Data listing:
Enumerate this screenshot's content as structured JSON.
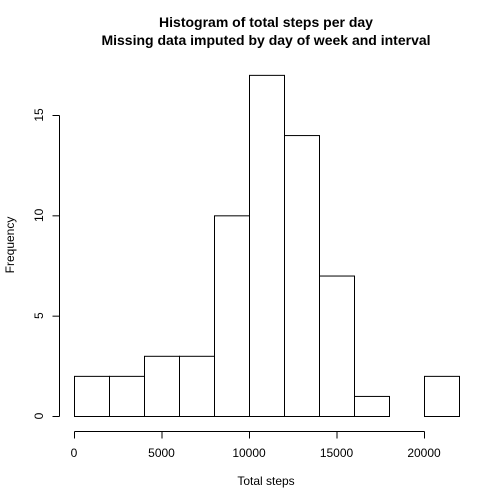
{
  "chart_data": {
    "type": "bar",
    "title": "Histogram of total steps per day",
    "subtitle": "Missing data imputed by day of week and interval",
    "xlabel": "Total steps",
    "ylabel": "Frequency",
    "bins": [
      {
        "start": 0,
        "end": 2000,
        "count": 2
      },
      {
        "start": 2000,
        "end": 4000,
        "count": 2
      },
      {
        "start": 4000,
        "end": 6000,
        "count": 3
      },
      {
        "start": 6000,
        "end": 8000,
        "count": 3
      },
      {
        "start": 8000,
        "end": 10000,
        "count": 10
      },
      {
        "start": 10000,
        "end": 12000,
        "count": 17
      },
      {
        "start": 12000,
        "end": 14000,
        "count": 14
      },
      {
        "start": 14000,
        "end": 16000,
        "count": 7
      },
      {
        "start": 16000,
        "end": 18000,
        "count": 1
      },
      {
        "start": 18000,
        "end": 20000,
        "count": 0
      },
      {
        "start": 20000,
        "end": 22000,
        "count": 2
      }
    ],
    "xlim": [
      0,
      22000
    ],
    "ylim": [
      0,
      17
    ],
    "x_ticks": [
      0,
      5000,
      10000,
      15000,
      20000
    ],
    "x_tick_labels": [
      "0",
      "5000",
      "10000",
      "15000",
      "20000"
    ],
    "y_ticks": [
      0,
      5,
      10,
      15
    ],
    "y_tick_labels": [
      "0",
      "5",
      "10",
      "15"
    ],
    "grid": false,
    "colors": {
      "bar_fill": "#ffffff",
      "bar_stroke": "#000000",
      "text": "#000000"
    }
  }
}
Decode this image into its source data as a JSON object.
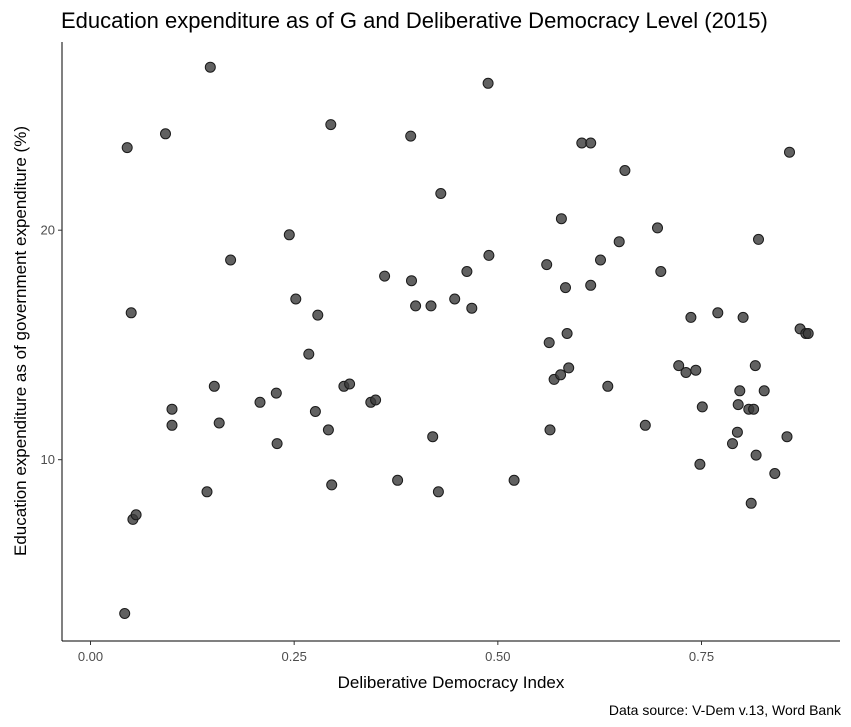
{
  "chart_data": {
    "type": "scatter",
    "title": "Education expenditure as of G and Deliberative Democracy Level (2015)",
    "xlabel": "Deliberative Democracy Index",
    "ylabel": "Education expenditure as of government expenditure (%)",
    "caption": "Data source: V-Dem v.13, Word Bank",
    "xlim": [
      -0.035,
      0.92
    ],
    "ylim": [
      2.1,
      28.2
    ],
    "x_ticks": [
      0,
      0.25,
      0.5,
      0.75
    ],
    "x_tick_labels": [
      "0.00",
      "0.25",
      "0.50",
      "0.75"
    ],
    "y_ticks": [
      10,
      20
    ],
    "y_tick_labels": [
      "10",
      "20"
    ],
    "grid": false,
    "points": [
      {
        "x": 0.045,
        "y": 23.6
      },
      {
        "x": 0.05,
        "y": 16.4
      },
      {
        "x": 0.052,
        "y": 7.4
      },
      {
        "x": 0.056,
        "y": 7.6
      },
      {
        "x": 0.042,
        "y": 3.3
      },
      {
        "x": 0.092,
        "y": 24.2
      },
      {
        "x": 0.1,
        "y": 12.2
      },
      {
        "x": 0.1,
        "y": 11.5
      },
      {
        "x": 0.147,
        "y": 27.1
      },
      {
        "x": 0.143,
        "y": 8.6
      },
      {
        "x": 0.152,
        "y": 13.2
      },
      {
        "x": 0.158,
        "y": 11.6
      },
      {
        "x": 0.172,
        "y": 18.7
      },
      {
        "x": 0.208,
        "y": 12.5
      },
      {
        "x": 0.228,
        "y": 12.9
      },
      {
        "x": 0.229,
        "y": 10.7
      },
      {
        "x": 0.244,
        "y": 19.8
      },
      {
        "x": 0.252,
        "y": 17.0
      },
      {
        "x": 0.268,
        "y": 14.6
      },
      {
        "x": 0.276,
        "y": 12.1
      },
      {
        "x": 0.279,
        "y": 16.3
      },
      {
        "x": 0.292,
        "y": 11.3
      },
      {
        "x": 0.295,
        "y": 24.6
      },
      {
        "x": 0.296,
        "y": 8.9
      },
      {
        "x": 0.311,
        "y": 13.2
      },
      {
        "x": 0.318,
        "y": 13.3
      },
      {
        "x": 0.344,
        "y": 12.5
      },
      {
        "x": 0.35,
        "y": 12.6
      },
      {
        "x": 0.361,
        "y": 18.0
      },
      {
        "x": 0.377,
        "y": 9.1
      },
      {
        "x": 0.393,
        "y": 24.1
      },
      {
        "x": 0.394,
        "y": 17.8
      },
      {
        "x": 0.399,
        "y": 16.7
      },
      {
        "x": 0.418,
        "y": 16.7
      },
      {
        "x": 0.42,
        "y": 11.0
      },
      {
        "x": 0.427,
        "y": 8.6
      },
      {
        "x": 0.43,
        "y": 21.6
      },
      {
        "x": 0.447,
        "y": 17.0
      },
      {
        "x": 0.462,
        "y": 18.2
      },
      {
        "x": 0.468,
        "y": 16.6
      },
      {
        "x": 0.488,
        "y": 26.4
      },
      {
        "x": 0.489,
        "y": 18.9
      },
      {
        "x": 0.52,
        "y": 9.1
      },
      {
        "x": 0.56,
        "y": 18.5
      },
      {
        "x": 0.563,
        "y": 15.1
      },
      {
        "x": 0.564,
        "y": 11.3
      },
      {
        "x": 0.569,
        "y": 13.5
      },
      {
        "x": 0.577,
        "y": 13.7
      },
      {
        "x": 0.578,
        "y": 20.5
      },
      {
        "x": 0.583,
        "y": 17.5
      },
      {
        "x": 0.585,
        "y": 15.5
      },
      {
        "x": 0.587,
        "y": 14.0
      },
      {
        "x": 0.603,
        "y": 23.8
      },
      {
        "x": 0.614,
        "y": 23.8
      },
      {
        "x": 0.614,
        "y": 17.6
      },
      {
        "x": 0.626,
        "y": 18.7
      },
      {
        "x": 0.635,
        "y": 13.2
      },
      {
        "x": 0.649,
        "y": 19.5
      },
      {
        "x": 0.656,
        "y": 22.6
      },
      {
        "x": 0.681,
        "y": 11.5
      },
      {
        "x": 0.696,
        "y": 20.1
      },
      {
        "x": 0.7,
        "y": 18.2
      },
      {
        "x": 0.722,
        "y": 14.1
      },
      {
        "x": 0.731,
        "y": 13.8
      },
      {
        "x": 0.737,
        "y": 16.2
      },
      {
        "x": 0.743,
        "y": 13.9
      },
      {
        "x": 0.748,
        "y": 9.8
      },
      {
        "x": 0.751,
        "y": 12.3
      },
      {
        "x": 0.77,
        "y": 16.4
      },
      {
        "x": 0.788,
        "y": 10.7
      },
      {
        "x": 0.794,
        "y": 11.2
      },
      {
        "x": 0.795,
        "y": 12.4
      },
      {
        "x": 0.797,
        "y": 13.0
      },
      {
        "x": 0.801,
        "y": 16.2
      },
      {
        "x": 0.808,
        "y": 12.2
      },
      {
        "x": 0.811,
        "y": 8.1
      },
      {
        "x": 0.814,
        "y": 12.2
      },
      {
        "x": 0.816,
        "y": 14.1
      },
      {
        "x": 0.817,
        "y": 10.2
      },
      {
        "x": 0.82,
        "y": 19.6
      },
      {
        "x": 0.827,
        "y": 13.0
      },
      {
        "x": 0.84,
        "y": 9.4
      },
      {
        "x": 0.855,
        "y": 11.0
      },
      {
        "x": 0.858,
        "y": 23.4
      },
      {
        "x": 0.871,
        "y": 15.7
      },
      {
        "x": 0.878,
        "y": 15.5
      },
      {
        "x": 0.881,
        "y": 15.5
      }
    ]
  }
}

▶ _Exercise details_
Transcribe all of the records above character for character. Exclude the pictures.

▶ _Result_
Enumerate this screenshot's content as structured JSON.
{
  "chart_data": {
    "type": "bar",
    "title": "Histogram of total steps per day",
    "subtitle": "Missing data imputed by day of week and interval",
    "xlabel": "Total steps",
    "ylabel": "Frequency",
    "bins": [
      {
        "start": 0,
        "end": 2000,
        "count": 2
      },
      {
        "start": 2000,
        "end": 4000,
        "count": 2
      },
      {
        "start": 4000,
        "end": 6000,
        "count": 3
      },
      {
        "start": 6000,
        "end": 8000,
        "count": 3
      },
      {
        "start": 8000,
        "end": 10000,
        "count": 10
      },
      {
        "start": 10000,
        "end": 12000,
        "count": 17
      },
      {
        "start": 12000,
        "end": 14000,
        "count": 14
      },
      {
        "start": 14000,
        "end": 16000,
        "count": 7
      },
      {
        "start": 16000,
        "end": 18000,
        "count": 1
      },
      {
        "start": 18000,
        "end": 20000,
        "count": 0
      },
      {
        "start": 20000,
        "end": 22000,
        "count": 2
      }
    ],
    "xlim": [
      0,
      22000
    ],
    "ylim": [
      0,
      17
    ],
    "x_ticks": [
      0,
      5000,
      10000,
      15000,
      20000
    ],
    "x_tick_labels": [
      "0",
      "5000",
      "10000",
      "15000",
      "20000"
    ],
    "y_ticks": [
      0,
      5,
      10,
      15
    ],
    "y_tick_labels": [
      "0",
      "5",
      "10",
      "15"
    ],
    "grid": false,
    "colors": {
      "bar_fill": "#ffffff",
      "bar_stroke": "#000000",
      "text": "#000000"
    }
  }
}
Decode this image into its source data as a JSON object.
{
  "chart_data": {
    "type": "scatter",
    "title": "Education expenditure as of G and Deliberative Democracy Level (2015)",
    "xlabel": "Deliberative Democracy Index",
    "ylabel": "Education expenditure as of government expenditure (%)",
    "caption": "Data source: V-Dem v.13, Word Bank",
    "xlim": [
      -0.035,
      0.92
    ],
    "ylim": [
      2.1,
      28.2
    ],
    "x_ticks": [
      0,
      0.25,
      0.5,
      0.75
    ],
    "x_tick_labels": [
      "0.00",
      "0.25",
      "0.50",
      "0.75"
    ],
    "y_ticks": [
      10,
      20
    ],
    "y_tick_labels": [
      "10",
      "20"
    ],
    "grid": false,
    "points": [
      {
        "x": 0.045,
        "y": 23.6
      },
      {
        "x": 0.05,
        "y": 16.4
      },
      {
        "x": 0.052,
        "y": 7.4
      },
      {
        "x": 0.056,
        "y": 7.6
      },
      {
        "x": 0.042,
        "y": 3.3
      },
      {
        "x": 0.092,
        "y": 24.2
      },
      {
        "x": 0.1,
        "y": 12.2
      },
      {
        "x": 0.1,
        "y": 11.5
      },
      {
        "x": 0.147,
        "y": 27.1
      },
      {
        "x": 0.143,
        "y": 8.6
      },
      {
        "x": 0.152,
        "y": 13.2
      },
      {
        "x": 0.158,
        "y": 11.6
      },
      {
        "x": 0.172,
        "y": 18.7
      },
      {
        "x": 0.208,
        "y": 12.5
      },
      {
        "x": 0.228,
        "y": 12.9
      },
      {
        "x": 0.229,
        "y": 10.7
      },
      {
        "x": 0.244,
        "y": 19.8
      },
      {
        "x": 0.252,
        "y": 17.0
      },
      {
        "x": 0.268,
        "y": 14.6
      },
      {
        "x": 0.276,
        "y": 12.1
      },
      {
        "x": 0.279,
        "y": 16.3
      },
      {
        "x": 0.292,
        "y": 11.3
      },
      {
        "x": 0.295,
        "y": 24.6
      },
      {
        "x": 0.296,
        "y": 8.9
      },
      {
        "x": 0.311,
        "y": 13.2
      },
      {
        "x": 0.318,
        "y": 13.3
      },
      {
        "x": 0.344,
        "y": 12.5
      },
      {
        "x": 0.35,
        "y": 12.6
      },
      {
        "x": 0.361,
        "y": 18.0
      },
      {
        "x": 0.377,
        "y": 9.1
      },
      {
        "x": 0.393,
        "y": 24.1
      },
      {
        "x": 0.394,
        "y": 17.8
      },
      {
        "x": 0.399,
        "y": 16.7
      },
      {
        "x": 0.418,
        "y": 16.7
      },
      {
        "x": 0.42,
        "y": 11.0
      },
      {
        "x": 0.427,
        "y": 8.6
      },
      {
        "x": 0.43,
        "y": 21.6
      },
      {
        "x": 0.447,
        "y": 17.0
      },
      {
        "x": 0.462,
        "y": 18.2
      },
      {
        "x": 0.468,
        "y": 16.6
      },
      {
        "x": 0.488,
        "y": 26.4
      },
      {
        "x": 0.489,
        "y": 18.9
      },
      {
        "x": 0.52,
        "y": 9.1
      },
      {
        "x": 0.56,
        "y": 18.5
      },
      {
        "x": 0.563,
        "y": 15.1
      },
      {
        "x": 0.564,
        "y": 11.3
      },
      {
        "x": 0.569,
        "y": 13.5
      },
      {
        "x": 0.577,
        "y": 13.7
      },
      {
        "x": 0.578,
        "y": 20.5
      },
      {
        "x": 0.583,
        "y": 17.5
      },
      {
        "x": 0.585,
        "y": 15.5
      },
      {
        "x": 0.587,
        "y": 14.0
      },
      {
        "x": 0.603,
        "y": 23.8
      },
      {
        "x": 0.614,
        "y": 23.8
      },
      {
        "x": 0.614,
        "y": 17.6
      },
      {
        "x": 0.626,
        "y": 18.7
      },
      {
        "x": 0.635,
        "y": 13.2
      },
      {
        "x": 0.649,
        "y": 19.5
      },
      {
        "x": 0.656,
        "y": 22.6
      },
      {
        "x": 0.681,
        "y": 11.5
      },
      {
        "x": 0.696,
        "y": 20.1
      },
      {
        "x": 0.7,
        "y": 18.2
      },
      {
        "x": 0.722,
        "y": 14.1
      },
      {
        "x": 0.731,
        "y": 13.8
      },
      {
        "x": 0.737,
        "y": 16.2
      },
      {
        "x": 0.743,
        "y": 13.9
      },
      {
        "x": 0.748,
        "y": 9.8
      },
      {
        "x": 0.751,
        "y": 12.3
      },
      {
        "x": 0.77,
        "y": 16.4
      },
      {
        "x": 0.788,
        "y": 10.7
      },
      {
        "x": 0.794,
        "y": 11.2
      },
      {
        "x": 0.795,
        "y": 12.4
      },
      {
        "x": 0.797,
        "y": 13.0
      },
      {
        "x": 0.801,
        "y": 16.2
      },
      {
        "x": 0.808,
        "y": 12.2
      },
      {
        "x": 0.811,
        "y": 8.1
      },
      {
        "x": 0.814,
        "y": 12.2
      },
      {
        "x": 0.816,
        "y": 14.1
      },
      {
        "x": 0.817,
        "y": 10.2
      },
      {
        "x": 0.82,
        "y": 19.6
      },
      {
        "x": 0.827,
        "y": 13.0
      },
      {
        "x": 0.84,
        "y": 9.4
      },
      {
        "x": 0.855,
        "y": 11.0
      },
      {
        "x": 0.858,
        "y": 23.4
      },
      {
        "x": 0.871,
        "y": 15.7
      },
      {
        "x": 0.878,
        "y": 15.5
      },
      {
        "x": 0.881,
        "y": 15.5
      }
    ]
  }
}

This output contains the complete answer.